Every line below that mentions the word "Chambre" should be copied out.

┄┄┄┄┄┄

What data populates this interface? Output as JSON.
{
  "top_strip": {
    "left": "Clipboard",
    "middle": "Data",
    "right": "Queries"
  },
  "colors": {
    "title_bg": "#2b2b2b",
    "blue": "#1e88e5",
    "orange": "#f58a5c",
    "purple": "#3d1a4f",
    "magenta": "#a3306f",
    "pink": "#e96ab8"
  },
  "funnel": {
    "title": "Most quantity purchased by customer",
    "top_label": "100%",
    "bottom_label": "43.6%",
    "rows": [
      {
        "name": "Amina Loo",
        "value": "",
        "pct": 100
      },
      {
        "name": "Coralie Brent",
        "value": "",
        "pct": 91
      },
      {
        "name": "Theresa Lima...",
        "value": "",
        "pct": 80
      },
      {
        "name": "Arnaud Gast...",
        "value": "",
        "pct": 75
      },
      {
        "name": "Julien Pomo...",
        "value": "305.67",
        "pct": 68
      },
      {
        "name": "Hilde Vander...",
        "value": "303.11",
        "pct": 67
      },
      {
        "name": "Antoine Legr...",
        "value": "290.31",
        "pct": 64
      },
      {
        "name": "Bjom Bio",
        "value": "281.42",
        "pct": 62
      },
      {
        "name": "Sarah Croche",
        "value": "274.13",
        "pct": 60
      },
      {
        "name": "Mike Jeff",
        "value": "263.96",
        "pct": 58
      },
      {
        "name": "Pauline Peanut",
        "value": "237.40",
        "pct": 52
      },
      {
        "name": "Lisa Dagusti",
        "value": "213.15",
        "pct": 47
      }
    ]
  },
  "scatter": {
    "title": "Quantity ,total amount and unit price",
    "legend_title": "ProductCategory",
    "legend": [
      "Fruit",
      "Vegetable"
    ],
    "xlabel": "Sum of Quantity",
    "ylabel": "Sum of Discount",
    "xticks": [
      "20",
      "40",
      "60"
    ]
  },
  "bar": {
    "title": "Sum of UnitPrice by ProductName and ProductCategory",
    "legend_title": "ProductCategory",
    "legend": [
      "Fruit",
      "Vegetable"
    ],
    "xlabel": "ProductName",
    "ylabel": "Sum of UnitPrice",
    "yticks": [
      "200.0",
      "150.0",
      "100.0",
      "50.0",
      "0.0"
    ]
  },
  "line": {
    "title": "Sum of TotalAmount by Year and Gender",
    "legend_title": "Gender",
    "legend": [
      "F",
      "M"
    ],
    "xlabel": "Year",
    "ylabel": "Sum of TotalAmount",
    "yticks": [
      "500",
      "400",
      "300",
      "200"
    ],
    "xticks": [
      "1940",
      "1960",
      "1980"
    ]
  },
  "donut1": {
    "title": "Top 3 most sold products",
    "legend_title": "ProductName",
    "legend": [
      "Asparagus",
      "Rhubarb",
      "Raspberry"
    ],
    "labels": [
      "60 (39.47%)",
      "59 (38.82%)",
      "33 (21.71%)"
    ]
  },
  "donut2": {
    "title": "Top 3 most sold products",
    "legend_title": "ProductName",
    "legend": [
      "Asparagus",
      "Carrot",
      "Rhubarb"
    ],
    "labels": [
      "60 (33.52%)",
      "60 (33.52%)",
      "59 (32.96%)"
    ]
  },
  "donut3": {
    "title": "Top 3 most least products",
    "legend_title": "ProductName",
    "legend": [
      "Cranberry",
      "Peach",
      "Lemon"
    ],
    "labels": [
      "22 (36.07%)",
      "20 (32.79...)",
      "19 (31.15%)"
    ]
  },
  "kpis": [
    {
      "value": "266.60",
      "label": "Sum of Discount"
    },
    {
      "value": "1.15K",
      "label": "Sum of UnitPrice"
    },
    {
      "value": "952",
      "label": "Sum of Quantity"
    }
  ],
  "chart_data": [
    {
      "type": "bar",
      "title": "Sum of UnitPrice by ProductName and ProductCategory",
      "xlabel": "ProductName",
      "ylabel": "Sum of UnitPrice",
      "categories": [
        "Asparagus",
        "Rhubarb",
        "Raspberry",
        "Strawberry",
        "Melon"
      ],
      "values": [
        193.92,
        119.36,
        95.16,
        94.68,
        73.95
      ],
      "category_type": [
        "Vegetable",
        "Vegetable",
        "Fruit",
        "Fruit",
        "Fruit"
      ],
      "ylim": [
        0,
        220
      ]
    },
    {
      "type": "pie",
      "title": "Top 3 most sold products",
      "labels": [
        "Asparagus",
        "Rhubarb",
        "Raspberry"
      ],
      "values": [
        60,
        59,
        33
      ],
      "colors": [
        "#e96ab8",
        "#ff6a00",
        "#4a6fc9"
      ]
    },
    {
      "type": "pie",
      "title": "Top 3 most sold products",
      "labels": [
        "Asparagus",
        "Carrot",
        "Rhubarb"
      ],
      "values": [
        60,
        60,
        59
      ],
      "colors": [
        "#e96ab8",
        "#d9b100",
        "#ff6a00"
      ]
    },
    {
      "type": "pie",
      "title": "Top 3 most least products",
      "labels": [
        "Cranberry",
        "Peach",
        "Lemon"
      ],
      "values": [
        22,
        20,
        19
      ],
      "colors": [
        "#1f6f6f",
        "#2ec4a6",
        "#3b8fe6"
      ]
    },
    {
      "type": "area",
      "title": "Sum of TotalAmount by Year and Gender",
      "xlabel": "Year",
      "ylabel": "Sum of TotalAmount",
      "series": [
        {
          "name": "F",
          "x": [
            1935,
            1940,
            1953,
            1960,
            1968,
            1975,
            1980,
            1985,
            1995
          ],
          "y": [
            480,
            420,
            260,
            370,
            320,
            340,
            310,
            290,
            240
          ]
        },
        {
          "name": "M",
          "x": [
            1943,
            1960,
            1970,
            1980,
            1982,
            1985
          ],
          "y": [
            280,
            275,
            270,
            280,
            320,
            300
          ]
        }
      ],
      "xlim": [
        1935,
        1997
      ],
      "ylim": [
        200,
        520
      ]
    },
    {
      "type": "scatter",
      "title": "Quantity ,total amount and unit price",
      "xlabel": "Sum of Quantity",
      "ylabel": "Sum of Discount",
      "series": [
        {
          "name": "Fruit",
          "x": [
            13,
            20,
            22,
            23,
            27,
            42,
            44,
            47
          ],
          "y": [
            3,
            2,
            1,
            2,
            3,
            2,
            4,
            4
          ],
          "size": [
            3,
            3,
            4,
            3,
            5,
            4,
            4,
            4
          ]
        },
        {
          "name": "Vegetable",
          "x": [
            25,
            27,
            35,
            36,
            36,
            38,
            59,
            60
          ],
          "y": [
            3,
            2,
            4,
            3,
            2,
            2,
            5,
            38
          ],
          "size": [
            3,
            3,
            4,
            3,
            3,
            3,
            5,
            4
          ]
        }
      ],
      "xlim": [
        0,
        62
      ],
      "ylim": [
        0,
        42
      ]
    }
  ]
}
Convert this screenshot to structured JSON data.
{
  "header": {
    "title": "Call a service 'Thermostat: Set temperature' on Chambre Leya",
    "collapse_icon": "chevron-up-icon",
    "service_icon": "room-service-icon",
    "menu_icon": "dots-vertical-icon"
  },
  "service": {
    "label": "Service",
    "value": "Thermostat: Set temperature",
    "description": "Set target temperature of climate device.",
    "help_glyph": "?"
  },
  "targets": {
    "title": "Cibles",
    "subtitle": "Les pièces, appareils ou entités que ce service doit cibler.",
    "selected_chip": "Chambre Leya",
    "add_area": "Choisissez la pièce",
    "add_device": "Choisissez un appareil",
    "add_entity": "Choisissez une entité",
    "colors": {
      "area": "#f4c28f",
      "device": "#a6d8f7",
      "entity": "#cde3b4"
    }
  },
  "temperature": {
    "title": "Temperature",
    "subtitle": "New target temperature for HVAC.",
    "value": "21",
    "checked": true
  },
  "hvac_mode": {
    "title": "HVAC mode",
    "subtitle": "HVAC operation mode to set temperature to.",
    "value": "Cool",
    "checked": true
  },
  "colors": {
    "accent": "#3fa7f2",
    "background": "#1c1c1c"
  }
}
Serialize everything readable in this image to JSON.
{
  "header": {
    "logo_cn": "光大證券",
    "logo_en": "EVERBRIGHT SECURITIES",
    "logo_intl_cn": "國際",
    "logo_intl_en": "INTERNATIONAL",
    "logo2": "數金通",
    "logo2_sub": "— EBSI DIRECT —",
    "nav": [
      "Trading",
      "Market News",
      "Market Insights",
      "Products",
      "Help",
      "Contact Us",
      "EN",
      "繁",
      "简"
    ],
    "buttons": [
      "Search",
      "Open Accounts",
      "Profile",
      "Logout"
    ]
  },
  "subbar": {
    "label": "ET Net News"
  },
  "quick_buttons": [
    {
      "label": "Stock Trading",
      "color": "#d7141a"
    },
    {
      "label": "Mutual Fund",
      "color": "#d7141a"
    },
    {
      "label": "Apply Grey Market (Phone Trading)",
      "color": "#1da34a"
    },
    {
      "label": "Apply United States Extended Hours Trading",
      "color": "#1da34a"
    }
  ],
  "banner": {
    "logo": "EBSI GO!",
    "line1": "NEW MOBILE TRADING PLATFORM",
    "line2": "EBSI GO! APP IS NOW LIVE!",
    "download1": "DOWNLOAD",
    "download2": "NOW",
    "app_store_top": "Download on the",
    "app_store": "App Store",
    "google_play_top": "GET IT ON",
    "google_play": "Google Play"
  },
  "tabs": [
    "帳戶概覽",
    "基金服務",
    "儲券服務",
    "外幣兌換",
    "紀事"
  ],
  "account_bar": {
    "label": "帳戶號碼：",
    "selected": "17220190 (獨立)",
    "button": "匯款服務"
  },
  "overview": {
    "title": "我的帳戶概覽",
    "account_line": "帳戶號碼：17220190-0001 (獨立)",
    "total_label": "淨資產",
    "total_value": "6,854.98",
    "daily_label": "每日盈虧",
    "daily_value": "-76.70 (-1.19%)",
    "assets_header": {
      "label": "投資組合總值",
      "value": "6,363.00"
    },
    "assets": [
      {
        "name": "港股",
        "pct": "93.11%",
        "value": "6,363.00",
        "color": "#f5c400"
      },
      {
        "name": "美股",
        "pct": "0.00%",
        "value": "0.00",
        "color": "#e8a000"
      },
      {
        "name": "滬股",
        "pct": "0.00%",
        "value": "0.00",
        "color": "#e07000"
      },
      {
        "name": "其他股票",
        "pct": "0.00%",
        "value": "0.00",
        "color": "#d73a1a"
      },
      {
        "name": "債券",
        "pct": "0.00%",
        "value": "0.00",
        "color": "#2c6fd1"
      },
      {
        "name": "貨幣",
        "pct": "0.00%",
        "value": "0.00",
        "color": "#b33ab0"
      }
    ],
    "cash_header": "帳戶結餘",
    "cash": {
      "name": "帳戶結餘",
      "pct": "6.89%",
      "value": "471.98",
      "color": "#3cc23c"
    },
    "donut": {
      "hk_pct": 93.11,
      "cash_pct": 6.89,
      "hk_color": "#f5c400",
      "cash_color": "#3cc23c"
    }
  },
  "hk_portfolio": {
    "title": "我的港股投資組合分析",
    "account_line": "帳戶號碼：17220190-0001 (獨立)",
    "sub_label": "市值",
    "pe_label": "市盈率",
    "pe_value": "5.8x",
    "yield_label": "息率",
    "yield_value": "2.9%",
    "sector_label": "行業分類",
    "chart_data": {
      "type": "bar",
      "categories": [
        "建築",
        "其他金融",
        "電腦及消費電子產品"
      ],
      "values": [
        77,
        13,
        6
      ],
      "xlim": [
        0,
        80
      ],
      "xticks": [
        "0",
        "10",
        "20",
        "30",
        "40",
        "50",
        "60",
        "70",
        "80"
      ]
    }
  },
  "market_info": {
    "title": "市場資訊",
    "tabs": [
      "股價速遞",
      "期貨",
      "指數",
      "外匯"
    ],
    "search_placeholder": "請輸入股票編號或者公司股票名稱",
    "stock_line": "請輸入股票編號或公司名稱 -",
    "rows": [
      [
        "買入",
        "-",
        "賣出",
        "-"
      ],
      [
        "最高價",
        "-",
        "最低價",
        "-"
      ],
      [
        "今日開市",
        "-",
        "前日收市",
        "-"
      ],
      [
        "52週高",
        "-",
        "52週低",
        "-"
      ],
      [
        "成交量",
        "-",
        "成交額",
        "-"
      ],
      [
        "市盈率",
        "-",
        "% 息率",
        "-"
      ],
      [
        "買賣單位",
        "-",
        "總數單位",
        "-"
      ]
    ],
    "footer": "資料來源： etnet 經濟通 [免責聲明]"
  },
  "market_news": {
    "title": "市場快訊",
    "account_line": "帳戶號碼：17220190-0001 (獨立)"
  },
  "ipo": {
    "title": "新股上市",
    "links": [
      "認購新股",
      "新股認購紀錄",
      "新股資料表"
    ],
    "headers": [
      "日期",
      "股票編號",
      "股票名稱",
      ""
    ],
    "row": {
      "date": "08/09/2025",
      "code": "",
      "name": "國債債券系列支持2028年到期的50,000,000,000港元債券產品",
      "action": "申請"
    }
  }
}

┄┄┄┄┄┄

▶ _Task result_
    "title": "Call a service 'Thermostat: Set temperature' on Chambre Leya",
    "selected_chip": "Chambre Leya",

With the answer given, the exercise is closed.